Listing:
-=-=-=-=-

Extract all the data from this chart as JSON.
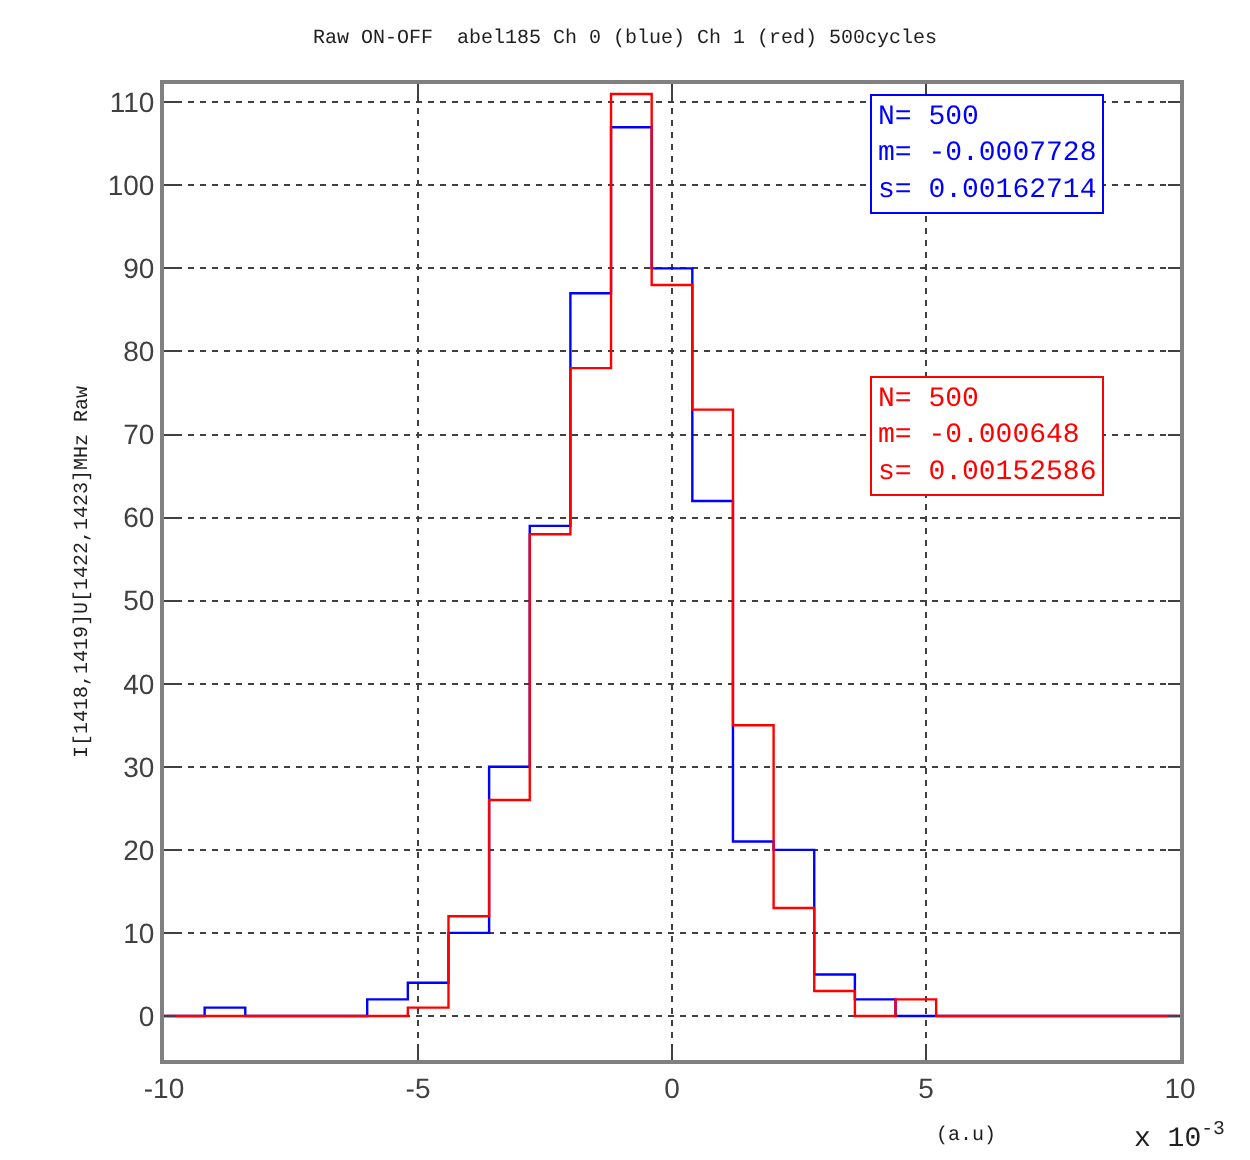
{
  "chart_data": {
    "type": "histogram",
    "title": "Raw ON-OFF  abel185 Ch 0 (blue) Ch 1 (red) 500cycles",
    "xlabel": "(a.u)",
    "ylabel": "I[1418,1419]U[1422,1423]MHz Raw",
    "bins": [
      -10,
      -9.2,
      -8.4,
      -7.6,
      -6.8,
      -6.0,
      -5.2,
      -4.4,
      -3.6,
      -2.8,
      -2.0,
      -1.2,
      -0.4,
      0.4,
      1.2,
      2.0,
      2.8,
      3.6,
      4.4,
      5.2,
      6.0,
      6.8,
      7.6,
      8.4,
      9.2,
      10
    ],
    "series": [
      {
        "color": "#0000ff",
        "values": [
          0,
          1,
          0,
          0,
          0,
          2,
          4,
          10,
          30,
          59,
          87,
          107,
          90,
          62,
          21,
          20,
          5,
          2,
          0,
          0,
          0,
          0,
          0,
          0,
          0
        ]
      },
      {
        "color": "#ff0000",
        "values": [
          0,
          0,
          0,
          0,
          0,
          0,
          1,
          12,
          26,
          58,
          78,
          111,
          88,
          73,
          35,
          13,
          3,
          0,
          2,
          0,
          0,
          0,
          0,
          0,
          0
        ]
      }
    ],
    "annotations": [
      "N= 500\nm= -0.0007728\ns= 0.00162714",
      "N= 500\nm= -0.000648\ns= 0.00152586",
      "x 10$^{-3}$"
    ],
    "xlim": [
      -10,
      10
    ],
    "xticks": [
      -10,
      -5,
      0,
      5,
      10
    ],
    "ylim": [
      -5.3,
      112.2
    ],
    "yticks": [
      0,
      10,
      20,
      30,
      40,
      50,
      60,
      70,
      80,
      90,
      100,
      110
    ],
    "grid": true
  }
}
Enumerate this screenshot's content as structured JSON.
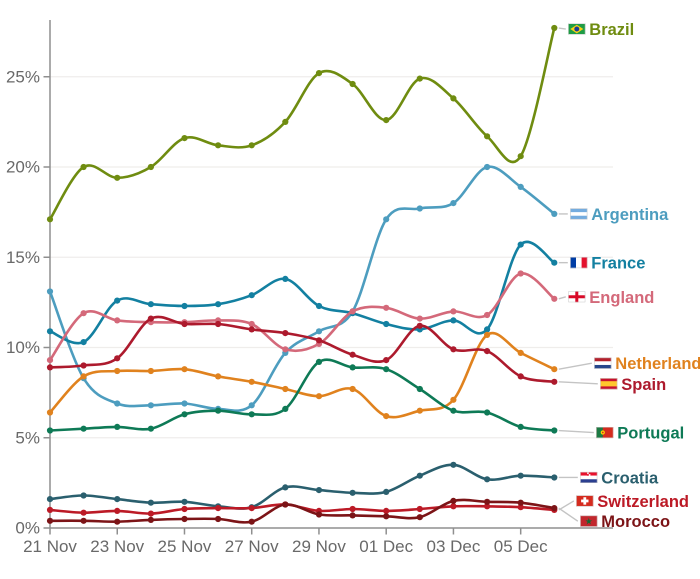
{
  "chart_data": {
    "type": "line",
    "title": "",
    "unit": "%",
    "grid": "horizontal",
    "legend_position": "right-of-line-ends",
    "x": [
      "21 Nov",
      "22 Nov",
      "23 Nov",
      "24 Nov",
      "25 Nov",
      "26 Nov",
      "27 Nov",
      "28 Nov",
      "29 Nov",
      "30 Nov",
      "01 Dec",
      "02 Dec",
      "03 Dec",
      "04 Dec",
      "05 Dec",
      "06 Dec"
    ],
    "x_ticks": [
      {
        "i": 0,
        "label": "21 Nov"
      },
      {
        "i": 2,
        "label": "23 Nov"
      },
      {
        "i": 4,
        "label": "25 Nov"
      },
      {
        "i": 6,
        "label": "27 Nov"
      },
      {
        "i": 8,
        "label": "29 Nov"
      },
      {
        "i": 10,
        "label": "01 Dec"
      },
      {
        "i": 12,
        "label": "03 Dec"
      },
      {
        "i": 14,
        "label": "05 Dec"
      }
    ],
    "y_ticks": [
      {
        "v": 0,
        "label": "0%"
      },
      {
        "v": 5,
        "label": "5%"
      },
      {
        "v": 10,
        "label": "10%"
      },
      {
        "v": 15,
        "label": "15%"
      },
      {
        "v": 20,
        "label": "20%"
      },
      {
        "v": 25,
        "label": "25%"
      }
    ],
    "ylim": [
      0,
      28.5
    ],
    "series": [
      {
        "name": "Brazil",
        "flag": "brazil",
        "color": "#6f8c10",
        "values": [
          17.1,
          20.0,
          19.4,
          20.0,
          21.6,
          21.2,
          21.2,
          22.5,
          25.2,
          24.6,
          22.6,
          24.9,
          23.8,
          21.7,
          20.6,
          27.7
        ]
      },
      {
        "name": "Argentina",
        "flag": "argentina",
        "color": "#4d9dbf",
        "values": [
          13.1,
          8.3,
          6.9,
          6.8,
          6.9,
          6.6,
          6.8,
          9.7,
          10.9,
          12.0,
          17.1,
          17.7,
          18.0,
          20.0,
          18.9,
          17.4
        ]
      },
      {
        "name": "France",
        "flag": "france",
        "color": "#1380a1",
        "values": [
          10.9,
          10.3,
          12.6,
          12.4,
          12.3,
          12.4,
          12.9,
          13.8,
          12.3,
          11.9,
          11.3,
          11.0,
          11.5,
          11.0,
          15.7,
          14.7
        ]
      },
      {
        "name": "England",
        "flag": "england",
        "color": "#d4697a",
        "values": [
          9.3,
          11.9,
          11.5,
          11.4,
          11.4,
          11.5,
          11.3,
          9.9,
          10.2,
          12.0,
          12.2,
          11.6,
          12.0,
          11.8,
          14.1,
          12.7
        ]
      },
      {
        "name": "Netherlands",
        "flag": "netherlands",
        "color": "#e0821e",
        "values": [
          6.4,
          8.4,
          8.7,
          8.7,
          8.8,
          8.4,
          8.1,
          7.7,
          7.3,
          7.7,
          6.2,
          6.5,
          7.1,
          10.7,
          9.7,
          8.8
        ]
      },
      {
        "name": "Spain",
        "flag": "spain",
        "color": "#ad1a2d",
        "values": [
          8.9,
          9.0,
          9.4,
          11.6,
          11.3,
          11.3,
          11.0,
          10.8,
          10.4,
          9.6,
          9.3,
          11.2,
          9.9,
          9.8,
          8.4,
          8.1
        ]
      },
      {
        "name": "Portugal",
        "flag": "portugal",
        "color": "#0e7a56",
        "values": [
          5.4,
          5.5,
          5.6,
          5.5,
          6.3,
          6.5,
          6.3,
          6.6,
          9.2,
          8.9,
          8.8,
          7.7,
          6.5,
          6.4,
          5.6,
          5.4
        ]
      },
      {
        "name": "Croatia",
        "flag": "croatia",
        "color": "#2a5f6e",
        "values": [
          1.6,
          1.8,
          1.6,
          1.4,
          1.45,
          1.2,
          1.15,
          2.25,
          2.1,
          1.95,
          2.0,
          2.9,
          3.5,
          2.7,
          2.9,
          2.8
        ]
      },
      {
        "name": "Switzerland",
        "flag": "switzerland",
        "color": "#bc1a26",
        "values": [
          1.0,
          0.85,
          0.95,
          0.8,
          1.05,
          1.1,
          1.1,
          1.3,
          0.95,
          1.05,
          0.95,
          1.05,
          1.2,
          1.2,
          1.15,
          1.0
        ]
      },
      {
        "name": "Morocco",
        "flag": "morocco",
        "color": "#7c1417",
        "values": [
          0.4,
          0.4,
          0.35,
          0.45,
          0.5,
          0.5,
          0.35,
          1.3,
          0.75,
          0.7,
          0.65,
          0.6,
          1.5,
          1.45,
          1.4,
          1.1
        ]
      }
    ],
    "style": {
      "background": "#ffffff",
      "axis_color": "#8f8f8f",
      "grid_color": "#efedeb",
      "tick_label_color": "#696969",
      "connector_color": "#c4c4c4"
    }
  }
}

-=-=-=-=-

Given problem: Copy each line above that contains the string "this".

Correct output:
Extract all the data from this chart as JSON.
Enumerate this screenshot's content as structured JSON.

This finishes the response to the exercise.